# What the exercise asks:
Omit all images, then return the remaining material exactly as it stands.

──────── Material for the task

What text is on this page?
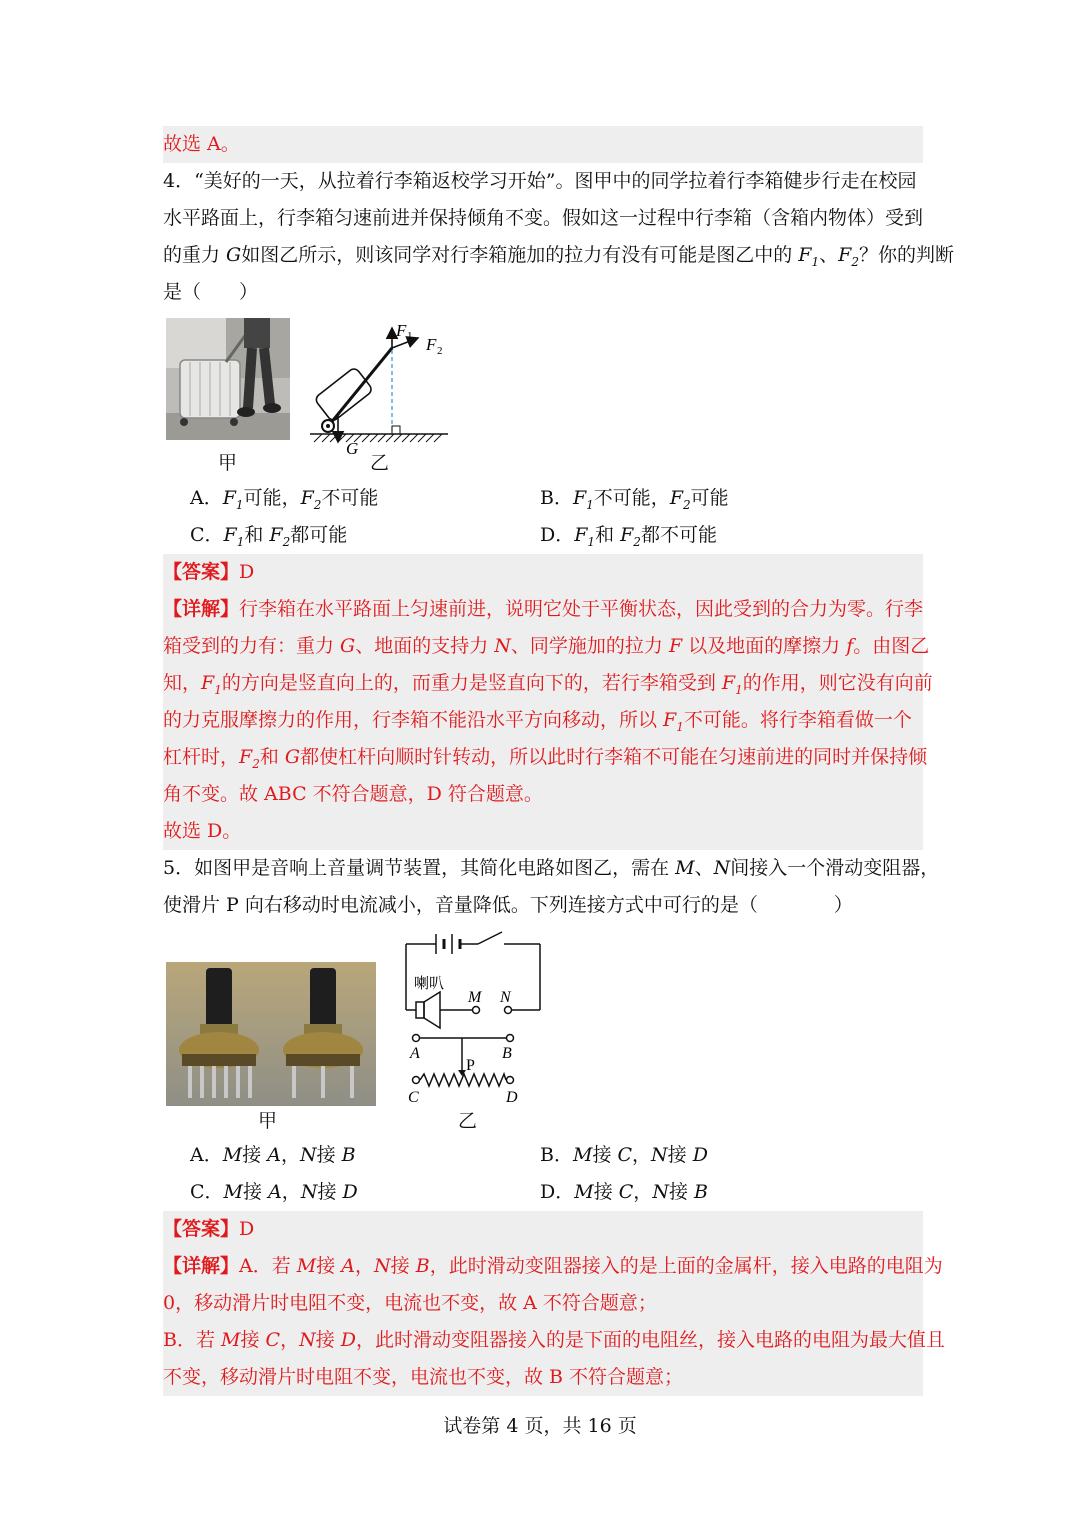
故选 A。
4．“美好的一天，从拉着行李箱返校学习开始”。图甲中的同学拉着行李箱健步行走在校园
水平路面上，行李箱匀速前进并保持倾角不变。假如这一过程中行李箱（含箱内物体）受到
的重力 G如图乙所示，则该同学对行李箱施加的拉力有没有可能是图乙中的 $F_1$、$F_2$？你的判断
是（　　）
甲
F 1 F 2
G
乙
A．$F_1$可能，$F_2$不可能	B．$F_1$不可能，$F_2$可能
C．$F_1$和 $F_2$都可能	D．$F_1$和 $F_2$都不可能
【答案】D
【详解】行李箱在水平路面上匀速前进，说明它处于平衡状态，因此受到的合力为零。行李
箱受到的力有：重力 G、地面的支持力 N、同学施加的拉力 F 以及地面的摩擦力 f。由图乙
知，$F_1$的方向是竖直向上的，而重力是竖直向下的，若行李箱受到 $F_1$的作用，则它没有向前
的力克服摩擦力的作用，行李箱不能沿水平方向移动，所以 $F_1$不可能。将行李箱看做一个
杠杆时，$F_2$和 G都使杠杆向顺时针转动，所以此时行李箱不可能在匀速前进的同时并保持倾
角不变。故 ABC 不符合题意，D 符合题意。
故选 D。
5．如图甲是音响上音量调节装置，其简化电路如图乙，需在 M、N间接入一个滑动变阻器，
使滑片 P 向右移动时电流减小，音量降低。下列连接方式中可行的是（　　　　）
甲
喇叭
M N
A	B
P
C	D
乙
A．M接 A，N接 B	B．M接 C，N接 D
C．M接 A，N接 D	D．M接 C，N接 B
【答案】D
【详解】A．若 M接 A，N接 B，此时滑动变阻器接入的是上面的金属杆，接入电路的电阻为
0，移动滑片时电阻不变，电流也不变，故 A 不符合题意；
B．若 M接 C，N接 D，此时滑动变阻器接入的是下面的电阻丝，接入电路的电阻为最大值且
不变，移动滑片时电阻不变，电流也不变，故 B 不符合题意；
试卷第 4 页，共 16 页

────────────────

# Solution for this task:
What text is on this page?
故选 A。
4．“美好的一天，从拉着行李箱返校学习开始”。图甲中的同学拉着行李箱健步行走在校园
水平路面上，行李箱匀速前进并保持倾角不变。假如这一过程中行李箱（含箱内物体）受到
的重力 G如图乙所示，则该同学对行李箱施加的拉力有没有可能是图乙中的 $F_1$、$F_2$？你的判断
是（　　）
甲
F 1 F 2
G
乙
A．$F_1$可能，$F_2$不可能	B．$F_1$不可能，$F_2$可能
C．$F_1$和 $F_2$都可能	D．$F_1$和 $F_2$都不可能
【答案】D
【详解】行李箱在水平路面上匀速前进，说明它处于平衡状态，因此受到的合力为零。行李
箱受到的力有：重力 G、地面的支持力 N、同学施加的拉力 F 以及地面的摩擦力 f。由图乙
知，$F_1$的方向是竖直向上的，而重力是竖直向下的，若行李箱受到 $F_1$的作用，则它没有向前
的力克服摩擦力的作用，行李箱不能沿水平方向移动，所以 $F_1$不可能。将行李箱看做一个
杠杆时，$F_2$和 G都使杠杆向顺时针转动，所以此时行李箱不可能在匀速前进的同时并保持倾
角不变。故 ABC 不符合题意，D 符合题意。
故选 D。
5．如图甲是音响上音量调节装置，其简化电路如图乙，需在 M、N间接入一个滑动变阻器，
使滑片 P 向右移动时电流减小，音量降低。下列连接方式中可行的是（　　　　）
甲
喇叭
M N
A	B
P
C	D
乙
A．M接 A，N接 B	B．M接 C，N接 D
C．M接 A，N接 D	D．M接 C，N接 B
【答案】D
【详解】A．若 M接 A，N接 B，此时滑动变阻器接入的是上面的金属杆，接入电路的电阻为
0，移动滑片时电阻不变，电流也不变，故 A 不符合题意；
B．若 M接 C，N接 D，此时滑动变阻器接入的是下面的电阻丝，接入电路的电阻为最大值且
不变，移动滑片时电阻不变，电流也不变，故 B 不符合题意；
试卷第 4 页，共 16 页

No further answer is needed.